▶

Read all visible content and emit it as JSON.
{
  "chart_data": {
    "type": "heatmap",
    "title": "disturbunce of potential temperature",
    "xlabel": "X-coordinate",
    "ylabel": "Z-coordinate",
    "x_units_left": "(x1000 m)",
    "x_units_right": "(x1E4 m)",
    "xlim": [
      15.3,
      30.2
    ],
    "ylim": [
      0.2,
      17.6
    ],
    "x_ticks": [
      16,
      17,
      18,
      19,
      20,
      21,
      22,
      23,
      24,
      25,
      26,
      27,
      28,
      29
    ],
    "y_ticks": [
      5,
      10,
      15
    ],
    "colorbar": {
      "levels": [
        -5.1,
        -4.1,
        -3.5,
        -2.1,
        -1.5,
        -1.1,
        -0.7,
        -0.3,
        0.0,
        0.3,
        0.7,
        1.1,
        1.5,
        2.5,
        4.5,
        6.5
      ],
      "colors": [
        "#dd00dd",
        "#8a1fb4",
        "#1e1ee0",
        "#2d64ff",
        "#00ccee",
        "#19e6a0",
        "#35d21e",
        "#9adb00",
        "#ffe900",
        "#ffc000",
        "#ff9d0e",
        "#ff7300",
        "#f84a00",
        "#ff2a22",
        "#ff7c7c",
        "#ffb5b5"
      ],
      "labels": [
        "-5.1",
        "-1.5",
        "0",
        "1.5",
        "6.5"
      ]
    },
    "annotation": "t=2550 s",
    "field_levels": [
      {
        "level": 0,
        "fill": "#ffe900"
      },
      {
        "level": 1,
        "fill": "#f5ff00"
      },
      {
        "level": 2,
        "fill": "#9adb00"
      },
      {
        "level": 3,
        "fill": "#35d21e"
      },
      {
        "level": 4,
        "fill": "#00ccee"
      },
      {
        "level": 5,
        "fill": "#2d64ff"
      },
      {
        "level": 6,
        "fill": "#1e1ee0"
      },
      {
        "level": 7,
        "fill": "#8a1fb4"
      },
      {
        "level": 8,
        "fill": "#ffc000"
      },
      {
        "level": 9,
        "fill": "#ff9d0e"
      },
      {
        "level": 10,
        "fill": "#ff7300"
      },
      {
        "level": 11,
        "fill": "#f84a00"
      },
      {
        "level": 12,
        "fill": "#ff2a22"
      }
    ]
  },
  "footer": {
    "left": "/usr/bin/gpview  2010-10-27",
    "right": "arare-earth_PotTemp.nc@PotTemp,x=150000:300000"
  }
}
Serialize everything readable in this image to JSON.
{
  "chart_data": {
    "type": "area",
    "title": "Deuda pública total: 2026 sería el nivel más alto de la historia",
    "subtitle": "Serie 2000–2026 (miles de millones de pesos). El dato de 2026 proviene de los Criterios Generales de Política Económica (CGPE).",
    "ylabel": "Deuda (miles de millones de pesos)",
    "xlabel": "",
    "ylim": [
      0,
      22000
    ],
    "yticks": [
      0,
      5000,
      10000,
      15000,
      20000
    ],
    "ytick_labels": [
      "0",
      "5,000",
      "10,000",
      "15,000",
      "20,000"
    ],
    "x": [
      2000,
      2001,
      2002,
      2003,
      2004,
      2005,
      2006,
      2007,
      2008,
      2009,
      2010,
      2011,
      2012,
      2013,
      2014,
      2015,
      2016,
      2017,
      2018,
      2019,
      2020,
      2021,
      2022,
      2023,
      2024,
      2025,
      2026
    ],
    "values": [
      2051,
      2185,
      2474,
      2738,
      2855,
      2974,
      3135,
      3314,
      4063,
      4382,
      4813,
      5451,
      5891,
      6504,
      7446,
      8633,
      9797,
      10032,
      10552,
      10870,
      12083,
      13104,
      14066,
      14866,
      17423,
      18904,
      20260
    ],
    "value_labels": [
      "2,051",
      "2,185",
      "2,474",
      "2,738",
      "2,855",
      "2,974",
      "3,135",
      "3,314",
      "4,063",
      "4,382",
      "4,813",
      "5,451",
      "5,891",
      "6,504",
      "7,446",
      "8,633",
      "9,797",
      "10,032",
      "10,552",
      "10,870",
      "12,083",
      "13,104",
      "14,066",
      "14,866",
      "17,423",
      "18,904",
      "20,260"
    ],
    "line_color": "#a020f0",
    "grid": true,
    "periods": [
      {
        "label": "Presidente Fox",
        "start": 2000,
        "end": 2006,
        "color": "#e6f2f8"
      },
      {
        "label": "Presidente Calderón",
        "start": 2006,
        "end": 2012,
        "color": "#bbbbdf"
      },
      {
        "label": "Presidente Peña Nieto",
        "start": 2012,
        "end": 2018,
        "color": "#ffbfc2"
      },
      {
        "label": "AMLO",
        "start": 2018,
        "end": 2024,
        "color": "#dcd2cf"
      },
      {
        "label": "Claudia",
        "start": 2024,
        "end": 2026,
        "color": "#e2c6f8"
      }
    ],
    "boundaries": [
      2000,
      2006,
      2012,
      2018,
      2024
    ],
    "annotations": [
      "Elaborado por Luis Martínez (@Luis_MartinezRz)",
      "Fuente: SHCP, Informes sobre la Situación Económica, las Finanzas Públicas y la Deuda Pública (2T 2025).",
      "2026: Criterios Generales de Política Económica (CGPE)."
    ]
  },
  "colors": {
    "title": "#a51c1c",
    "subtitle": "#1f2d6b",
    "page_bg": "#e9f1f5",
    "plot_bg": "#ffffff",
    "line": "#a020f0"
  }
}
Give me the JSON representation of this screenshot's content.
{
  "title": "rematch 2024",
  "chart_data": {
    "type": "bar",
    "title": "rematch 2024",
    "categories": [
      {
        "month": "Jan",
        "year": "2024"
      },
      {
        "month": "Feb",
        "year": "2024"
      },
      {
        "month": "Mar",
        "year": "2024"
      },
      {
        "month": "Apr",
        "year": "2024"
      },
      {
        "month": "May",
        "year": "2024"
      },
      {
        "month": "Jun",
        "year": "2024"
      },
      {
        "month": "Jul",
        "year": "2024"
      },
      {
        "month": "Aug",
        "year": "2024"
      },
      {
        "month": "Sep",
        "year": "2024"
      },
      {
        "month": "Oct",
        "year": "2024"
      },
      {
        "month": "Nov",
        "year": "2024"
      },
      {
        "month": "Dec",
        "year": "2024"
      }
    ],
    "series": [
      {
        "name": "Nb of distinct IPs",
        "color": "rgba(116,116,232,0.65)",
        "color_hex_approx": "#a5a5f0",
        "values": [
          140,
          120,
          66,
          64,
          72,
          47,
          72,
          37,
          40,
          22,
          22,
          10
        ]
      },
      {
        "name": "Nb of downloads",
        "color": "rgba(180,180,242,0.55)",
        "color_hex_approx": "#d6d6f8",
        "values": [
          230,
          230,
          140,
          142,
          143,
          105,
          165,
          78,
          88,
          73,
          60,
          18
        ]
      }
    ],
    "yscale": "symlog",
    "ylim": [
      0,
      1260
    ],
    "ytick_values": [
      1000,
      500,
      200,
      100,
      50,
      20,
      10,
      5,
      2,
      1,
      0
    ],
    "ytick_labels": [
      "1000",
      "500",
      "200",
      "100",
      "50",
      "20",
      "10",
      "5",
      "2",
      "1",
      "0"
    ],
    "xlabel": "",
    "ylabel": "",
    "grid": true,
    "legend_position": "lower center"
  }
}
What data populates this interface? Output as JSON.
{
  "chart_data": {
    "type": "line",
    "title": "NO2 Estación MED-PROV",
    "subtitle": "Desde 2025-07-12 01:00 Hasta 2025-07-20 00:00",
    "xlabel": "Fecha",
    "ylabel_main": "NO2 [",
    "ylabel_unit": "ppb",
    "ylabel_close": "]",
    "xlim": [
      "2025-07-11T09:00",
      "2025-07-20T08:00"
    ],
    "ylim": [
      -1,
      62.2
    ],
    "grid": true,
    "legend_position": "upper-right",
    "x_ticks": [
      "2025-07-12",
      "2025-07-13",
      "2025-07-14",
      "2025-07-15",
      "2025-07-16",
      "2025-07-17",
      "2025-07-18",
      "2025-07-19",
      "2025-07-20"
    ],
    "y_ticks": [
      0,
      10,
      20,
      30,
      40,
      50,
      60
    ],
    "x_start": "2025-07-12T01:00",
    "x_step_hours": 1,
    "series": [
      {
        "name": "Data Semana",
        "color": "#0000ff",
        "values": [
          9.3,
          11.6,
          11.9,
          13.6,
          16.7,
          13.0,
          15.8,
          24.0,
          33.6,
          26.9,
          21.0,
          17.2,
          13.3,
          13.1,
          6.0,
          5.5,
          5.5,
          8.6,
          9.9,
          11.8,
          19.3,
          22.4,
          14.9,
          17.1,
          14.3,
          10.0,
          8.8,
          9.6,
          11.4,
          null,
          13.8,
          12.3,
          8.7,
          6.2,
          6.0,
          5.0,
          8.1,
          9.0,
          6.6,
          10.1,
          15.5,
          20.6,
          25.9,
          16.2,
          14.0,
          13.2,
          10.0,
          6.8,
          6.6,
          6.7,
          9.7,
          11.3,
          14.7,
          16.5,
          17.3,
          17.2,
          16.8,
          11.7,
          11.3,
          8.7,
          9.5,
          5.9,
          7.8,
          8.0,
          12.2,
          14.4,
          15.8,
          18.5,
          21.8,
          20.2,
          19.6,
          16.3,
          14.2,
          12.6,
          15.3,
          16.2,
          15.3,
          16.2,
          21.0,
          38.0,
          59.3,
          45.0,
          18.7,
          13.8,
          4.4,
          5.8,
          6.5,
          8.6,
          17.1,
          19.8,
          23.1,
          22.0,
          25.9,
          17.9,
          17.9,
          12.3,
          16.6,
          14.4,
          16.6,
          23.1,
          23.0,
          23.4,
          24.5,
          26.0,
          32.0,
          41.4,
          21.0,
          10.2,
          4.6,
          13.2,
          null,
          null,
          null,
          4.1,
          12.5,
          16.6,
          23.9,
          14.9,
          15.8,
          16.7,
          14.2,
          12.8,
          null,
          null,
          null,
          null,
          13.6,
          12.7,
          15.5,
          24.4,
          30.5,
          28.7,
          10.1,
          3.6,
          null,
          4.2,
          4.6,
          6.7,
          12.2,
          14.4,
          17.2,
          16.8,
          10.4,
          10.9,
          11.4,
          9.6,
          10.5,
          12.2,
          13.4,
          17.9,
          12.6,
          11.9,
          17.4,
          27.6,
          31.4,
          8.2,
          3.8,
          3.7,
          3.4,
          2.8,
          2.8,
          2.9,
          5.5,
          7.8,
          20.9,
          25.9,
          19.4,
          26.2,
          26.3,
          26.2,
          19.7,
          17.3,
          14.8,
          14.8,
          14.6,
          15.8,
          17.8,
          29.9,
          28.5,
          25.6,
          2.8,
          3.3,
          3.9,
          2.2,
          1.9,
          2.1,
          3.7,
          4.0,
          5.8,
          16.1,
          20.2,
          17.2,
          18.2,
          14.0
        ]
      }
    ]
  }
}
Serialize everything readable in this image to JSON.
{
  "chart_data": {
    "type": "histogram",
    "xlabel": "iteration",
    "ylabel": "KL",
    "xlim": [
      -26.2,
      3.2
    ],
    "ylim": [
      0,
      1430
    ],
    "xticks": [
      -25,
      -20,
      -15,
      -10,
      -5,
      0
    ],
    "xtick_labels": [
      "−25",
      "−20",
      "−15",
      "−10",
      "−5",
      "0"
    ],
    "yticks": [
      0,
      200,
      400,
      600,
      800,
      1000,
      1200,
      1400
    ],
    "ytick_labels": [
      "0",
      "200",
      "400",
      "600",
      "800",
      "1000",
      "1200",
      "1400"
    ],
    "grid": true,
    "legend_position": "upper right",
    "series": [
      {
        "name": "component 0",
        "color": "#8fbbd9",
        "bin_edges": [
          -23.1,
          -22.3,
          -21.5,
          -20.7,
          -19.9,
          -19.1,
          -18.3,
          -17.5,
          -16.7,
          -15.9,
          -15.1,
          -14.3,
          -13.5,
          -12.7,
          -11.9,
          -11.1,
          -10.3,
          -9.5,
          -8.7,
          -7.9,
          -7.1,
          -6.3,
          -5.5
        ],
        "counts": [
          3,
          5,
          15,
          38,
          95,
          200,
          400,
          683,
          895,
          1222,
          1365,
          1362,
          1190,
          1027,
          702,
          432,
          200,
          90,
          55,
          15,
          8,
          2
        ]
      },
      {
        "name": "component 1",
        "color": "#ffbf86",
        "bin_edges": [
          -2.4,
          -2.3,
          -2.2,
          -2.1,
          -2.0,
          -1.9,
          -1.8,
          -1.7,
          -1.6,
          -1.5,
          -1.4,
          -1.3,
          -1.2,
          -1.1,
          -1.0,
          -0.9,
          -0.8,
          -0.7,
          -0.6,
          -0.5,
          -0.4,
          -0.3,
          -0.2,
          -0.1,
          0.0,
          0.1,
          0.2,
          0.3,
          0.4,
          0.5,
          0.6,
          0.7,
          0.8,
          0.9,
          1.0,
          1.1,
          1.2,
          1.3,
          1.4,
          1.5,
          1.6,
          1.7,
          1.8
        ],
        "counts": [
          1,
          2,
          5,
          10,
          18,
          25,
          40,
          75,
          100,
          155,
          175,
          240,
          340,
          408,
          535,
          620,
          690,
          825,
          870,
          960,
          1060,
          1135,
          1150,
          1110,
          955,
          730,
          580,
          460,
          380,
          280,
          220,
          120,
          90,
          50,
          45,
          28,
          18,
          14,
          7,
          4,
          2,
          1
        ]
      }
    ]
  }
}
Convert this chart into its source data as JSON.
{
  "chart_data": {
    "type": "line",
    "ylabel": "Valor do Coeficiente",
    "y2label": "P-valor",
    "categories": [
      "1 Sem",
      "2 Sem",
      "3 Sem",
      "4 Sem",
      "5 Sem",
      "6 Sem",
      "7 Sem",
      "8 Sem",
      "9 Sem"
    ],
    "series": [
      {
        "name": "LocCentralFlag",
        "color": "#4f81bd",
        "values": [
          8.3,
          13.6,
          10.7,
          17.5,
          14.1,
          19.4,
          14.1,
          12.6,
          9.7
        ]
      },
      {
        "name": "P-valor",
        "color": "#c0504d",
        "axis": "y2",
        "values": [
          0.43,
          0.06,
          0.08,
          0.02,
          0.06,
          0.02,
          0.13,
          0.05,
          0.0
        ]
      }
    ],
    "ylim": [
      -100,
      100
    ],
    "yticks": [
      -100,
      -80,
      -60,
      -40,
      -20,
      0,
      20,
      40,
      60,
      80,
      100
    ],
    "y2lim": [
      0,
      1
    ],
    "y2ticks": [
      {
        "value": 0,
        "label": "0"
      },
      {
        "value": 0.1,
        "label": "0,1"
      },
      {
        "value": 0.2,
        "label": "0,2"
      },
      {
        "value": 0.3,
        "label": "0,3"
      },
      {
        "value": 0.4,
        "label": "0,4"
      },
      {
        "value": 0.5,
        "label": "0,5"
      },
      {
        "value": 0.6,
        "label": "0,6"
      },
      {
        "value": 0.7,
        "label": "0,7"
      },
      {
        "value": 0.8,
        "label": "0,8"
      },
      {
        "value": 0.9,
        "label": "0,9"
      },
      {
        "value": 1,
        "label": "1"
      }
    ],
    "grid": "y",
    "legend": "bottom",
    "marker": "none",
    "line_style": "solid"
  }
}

◀

Description of the task ▸
From the entries above, extract every line where the word "this" appears.

Result ▸
Serialize everything readable in this image to JSON.
Give me the JSON representation of this screenshot's content.
What data populates this interface? Output as JSON.
Serialize everything readable in this image to JSON.
Convert this chart into its source data as JSON.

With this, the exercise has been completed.